_PASSAGE:_
Tokens
Token Types
Each time it is called, the Lexical Analyzer returns
a type-value pair representing the next token found in the source.
The token types in our language are listed below. For each token that is
isolated, the lexical analyzer will determine its type and set the type
specification to the appropriate value.
- PROGRAM
- BEGIN
- END
- VAR
- FUNCTION
- PROCEDURE
- RESULT
- INTEGER
- REAL
- ARRAY
- OF
- IF
- THEN
- ELSE
- WHILE
- DO
- NOT
- IDENTIFIER
- INTCONSTANT or REALCONSTANT
- RELOP
- MULOP
- ADDOP
- ASSIGNOP
- COMMA
- SEMICOLON
- COLON
- RIGHTPAREN
- LEFTPAREN
- RIGHTBRACKET
- LEFTBRACKET
- UNARYMINUS
- UNARYPLUS
- DOUBLEDOT
- ENDMARKER (single dot)
- ENDOFFILE
Value
The value portion of the type-value pair
will vary depending on the type of token isolated.
-
For keywords, UNARYMINUS, UNARYPLUS, and punctuation,
value
will be empty or contain the lexeme representing the token.

_DATASET ROWS:_
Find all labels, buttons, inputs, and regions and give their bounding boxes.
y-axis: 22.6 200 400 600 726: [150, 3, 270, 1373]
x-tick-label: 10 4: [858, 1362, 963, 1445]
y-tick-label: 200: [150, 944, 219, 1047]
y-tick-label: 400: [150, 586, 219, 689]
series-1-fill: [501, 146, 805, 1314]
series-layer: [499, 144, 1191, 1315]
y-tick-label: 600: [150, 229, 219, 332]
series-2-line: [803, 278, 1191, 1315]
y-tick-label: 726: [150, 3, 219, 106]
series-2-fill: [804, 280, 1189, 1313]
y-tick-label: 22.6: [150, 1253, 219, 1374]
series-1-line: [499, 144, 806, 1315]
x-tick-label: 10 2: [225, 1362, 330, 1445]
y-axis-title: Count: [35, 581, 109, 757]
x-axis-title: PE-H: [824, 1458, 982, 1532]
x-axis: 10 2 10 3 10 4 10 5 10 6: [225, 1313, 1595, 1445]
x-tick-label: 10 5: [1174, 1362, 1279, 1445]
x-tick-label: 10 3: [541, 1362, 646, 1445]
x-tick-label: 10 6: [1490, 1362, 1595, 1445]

_WHAT IS ASKED:_
1. From the passage on tokens, set down the part starting with "- ENDOFFILE" and going on through "representing the token.".
2. Answer these questions using the passage on tokens:
(a) What does the Lexical Analyzer return each time it is called?
(b) What does the ENDMARKER token type stand for?
(c) For keywords, UNARYMINUS, UNARYPLUS, and punctuation, what will the value hold?

_ANSWERS GIVEN:_
1.
- ENDOFFILE
Value
The value portion of the type-value pair
will vary depending on the type of token isolated.
-
For keywords, UNARYMINUS, UNARYPLUS, and punctuation,
value
will be empty or contain the lexeme representing the token.

2.
(a) A type-value pair representing the next token found in the source.
(b) A single dot.
(c) It will be empty or contain the lexeme representing the token.